▸ **WRITTEN REQUEST**: Output the material exactly, but drop every image it holds.

▸ **TASK INPUTS**:
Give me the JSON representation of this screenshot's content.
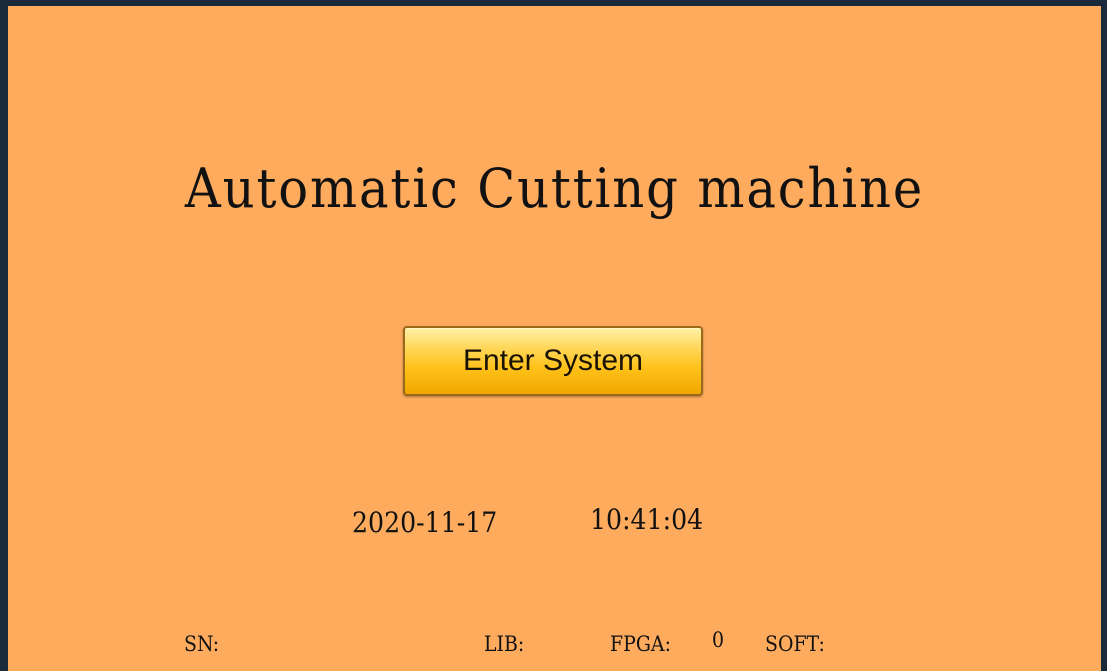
{
  "main": {
    "title": "Automatic Cutting machine",
    "enter_button_label": "Enter System",
    "date": "2020-11-17",
    "time": "10:41:04"
  },
  "footer": {
    "sn_label": "SN:",
    "lib_label": "LIB:",
    "fpga_label": "FPGA:",
    "fpga_value": "0",
    "soft_label": "SOFT:"
  },
  "colors": {
    "background": "#FFAB5E",
    "frame": "#1B2A3A",
    "button": "#FFC21A"
  }
}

▸ **EXERCISE SOLUTION**:
Give me the JSON representation of this screenshot's content.
{
  "main": {
    "title": "Automatic Cutting machine",
    "enter_button_label": "Enter System",
    "date": "2020-11-17",
    "time": "10:41:04"
  },
  "footer": {
    "sn_label": "SN:",
    "lib_label": "LIB:",
    "fpga_label": "FPGA:",
    "fpga_value": "0",
    "soft_label": "SOFT:"
  },
  "colors": {
    "background": "#FFAB5E",
    "frame": "#1B2A3A",
    "button": "#FFC21A"
  }
}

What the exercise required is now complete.